### Exercise task
Show, in full, each line of the data that contains "this".

Stored entries:
==========
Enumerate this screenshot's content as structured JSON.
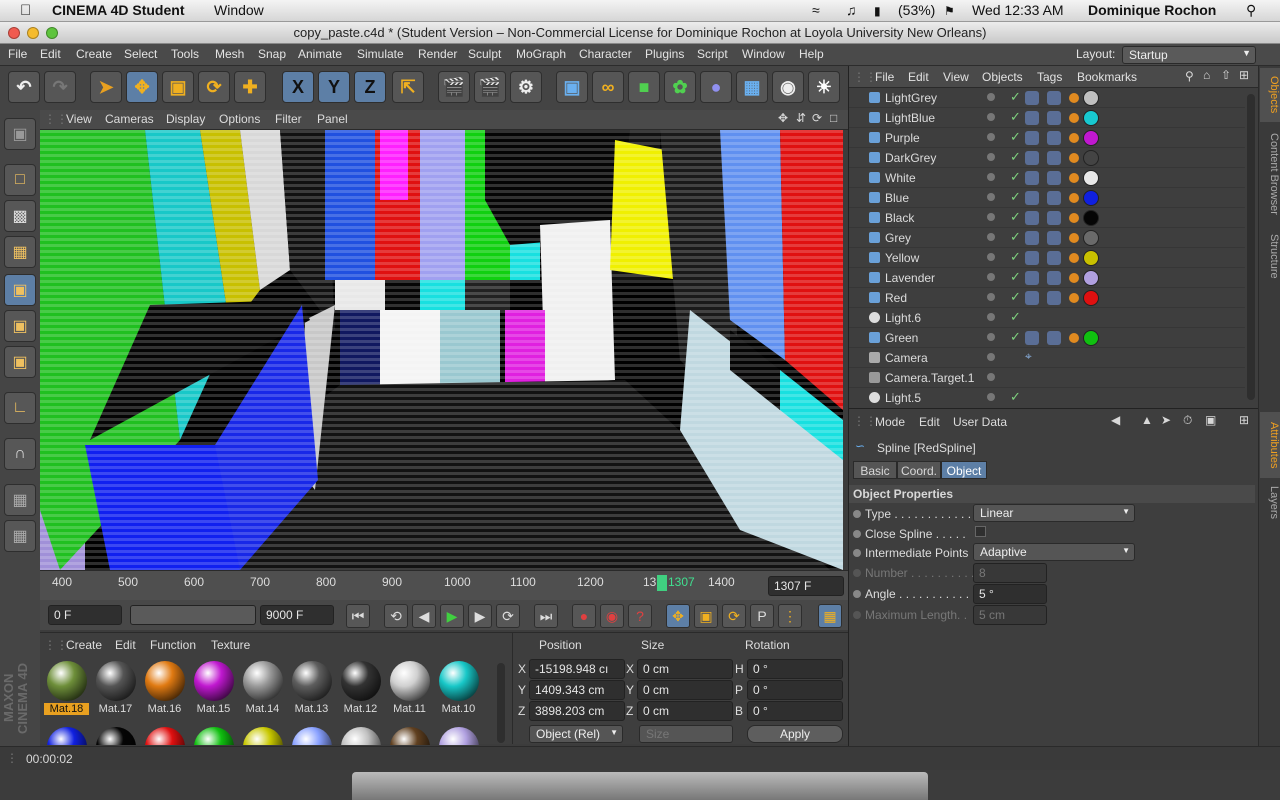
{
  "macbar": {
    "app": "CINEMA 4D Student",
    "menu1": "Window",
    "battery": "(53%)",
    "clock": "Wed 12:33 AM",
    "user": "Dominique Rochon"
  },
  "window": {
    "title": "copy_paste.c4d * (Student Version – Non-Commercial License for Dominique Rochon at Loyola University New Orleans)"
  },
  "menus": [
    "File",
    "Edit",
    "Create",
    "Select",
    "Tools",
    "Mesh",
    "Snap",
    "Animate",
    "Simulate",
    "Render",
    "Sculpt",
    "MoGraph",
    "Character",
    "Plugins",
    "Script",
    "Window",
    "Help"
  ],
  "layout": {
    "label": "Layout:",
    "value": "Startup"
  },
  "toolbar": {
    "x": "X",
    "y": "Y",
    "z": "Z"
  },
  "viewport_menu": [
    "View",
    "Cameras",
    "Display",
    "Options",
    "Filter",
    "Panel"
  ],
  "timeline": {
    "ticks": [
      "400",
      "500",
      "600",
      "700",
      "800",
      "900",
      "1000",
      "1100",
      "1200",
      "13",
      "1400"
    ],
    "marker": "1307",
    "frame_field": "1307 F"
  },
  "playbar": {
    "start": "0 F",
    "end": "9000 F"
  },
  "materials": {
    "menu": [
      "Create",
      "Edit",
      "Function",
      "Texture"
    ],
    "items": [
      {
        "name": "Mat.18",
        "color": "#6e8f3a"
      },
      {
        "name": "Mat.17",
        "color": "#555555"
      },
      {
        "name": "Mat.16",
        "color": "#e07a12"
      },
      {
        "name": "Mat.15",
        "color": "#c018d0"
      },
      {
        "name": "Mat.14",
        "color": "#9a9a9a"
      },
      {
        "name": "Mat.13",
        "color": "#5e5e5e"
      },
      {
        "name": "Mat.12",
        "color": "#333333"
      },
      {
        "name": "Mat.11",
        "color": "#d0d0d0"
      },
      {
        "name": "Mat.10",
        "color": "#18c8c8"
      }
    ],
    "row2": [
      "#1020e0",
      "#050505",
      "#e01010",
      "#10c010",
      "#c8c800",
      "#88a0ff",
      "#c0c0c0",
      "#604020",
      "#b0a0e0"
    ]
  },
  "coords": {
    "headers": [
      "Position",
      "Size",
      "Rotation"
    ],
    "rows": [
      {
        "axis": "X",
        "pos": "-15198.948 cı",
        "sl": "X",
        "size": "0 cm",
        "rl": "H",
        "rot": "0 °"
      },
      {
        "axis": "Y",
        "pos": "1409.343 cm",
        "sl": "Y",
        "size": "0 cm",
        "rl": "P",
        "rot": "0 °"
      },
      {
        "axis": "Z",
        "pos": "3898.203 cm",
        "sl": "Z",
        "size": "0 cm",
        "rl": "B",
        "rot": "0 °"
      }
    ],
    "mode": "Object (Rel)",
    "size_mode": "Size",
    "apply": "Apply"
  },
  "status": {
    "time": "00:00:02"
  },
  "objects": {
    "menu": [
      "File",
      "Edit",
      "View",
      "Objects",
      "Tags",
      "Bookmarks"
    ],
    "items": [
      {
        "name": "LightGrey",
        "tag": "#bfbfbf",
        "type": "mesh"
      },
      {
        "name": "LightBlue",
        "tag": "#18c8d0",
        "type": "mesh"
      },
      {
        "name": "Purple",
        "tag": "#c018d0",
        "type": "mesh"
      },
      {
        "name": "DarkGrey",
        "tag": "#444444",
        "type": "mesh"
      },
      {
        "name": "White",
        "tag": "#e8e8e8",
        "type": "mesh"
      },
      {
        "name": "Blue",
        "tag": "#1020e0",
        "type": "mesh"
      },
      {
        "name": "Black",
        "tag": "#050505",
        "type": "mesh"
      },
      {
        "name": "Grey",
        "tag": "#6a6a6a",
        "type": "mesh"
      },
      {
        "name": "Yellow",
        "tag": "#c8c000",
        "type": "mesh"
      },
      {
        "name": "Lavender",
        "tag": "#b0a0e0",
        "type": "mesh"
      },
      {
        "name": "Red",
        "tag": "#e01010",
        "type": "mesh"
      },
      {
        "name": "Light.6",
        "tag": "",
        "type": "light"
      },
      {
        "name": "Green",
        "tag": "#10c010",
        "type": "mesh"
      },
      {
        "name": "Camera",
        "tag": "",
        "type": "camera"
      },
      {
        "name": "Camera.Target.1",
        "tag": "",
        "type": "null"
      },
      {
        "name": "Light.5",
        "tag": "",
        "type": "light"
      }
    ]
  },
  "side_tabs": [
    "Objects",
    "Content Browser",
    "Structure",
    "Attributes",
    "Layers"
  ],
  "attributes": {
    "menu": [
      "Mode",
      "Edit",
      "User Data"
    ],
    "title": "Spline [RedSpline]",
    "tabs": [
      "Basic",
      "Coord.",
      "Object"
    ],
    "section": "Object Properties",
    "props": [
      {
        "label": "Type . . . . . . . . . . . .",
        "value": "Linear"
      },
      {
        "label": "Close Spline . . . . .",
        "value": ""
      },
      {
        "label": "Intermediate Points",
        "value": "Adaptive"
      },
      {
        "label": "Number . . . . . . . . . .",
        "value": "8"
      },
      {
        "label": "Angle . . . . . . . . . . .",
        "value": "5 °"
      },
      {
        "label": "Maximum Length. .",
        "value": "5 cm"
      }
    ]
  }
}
==========
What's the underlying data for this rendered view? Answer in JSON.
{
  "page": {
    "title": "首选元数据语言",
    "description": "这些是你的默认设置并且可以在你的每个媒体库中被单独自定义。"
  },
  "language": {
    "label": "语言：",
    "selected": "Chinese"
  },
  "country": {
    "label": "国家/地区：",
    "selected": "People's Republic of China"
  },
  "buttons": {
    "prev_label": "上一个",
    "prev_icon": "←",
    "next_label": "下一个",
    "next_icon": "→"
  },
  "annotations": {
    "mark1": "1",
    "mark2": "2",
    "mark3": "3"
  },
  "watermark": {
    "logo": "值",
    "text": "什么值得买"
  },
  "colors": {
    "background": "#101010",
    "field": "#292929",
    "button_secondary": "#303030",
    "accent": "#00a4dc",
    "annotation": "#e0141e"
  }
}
==========
### Finished answer
Enumerate this screenshot's content as structured JSON.
What's the underlying data for this rendered view? Answer in JSON.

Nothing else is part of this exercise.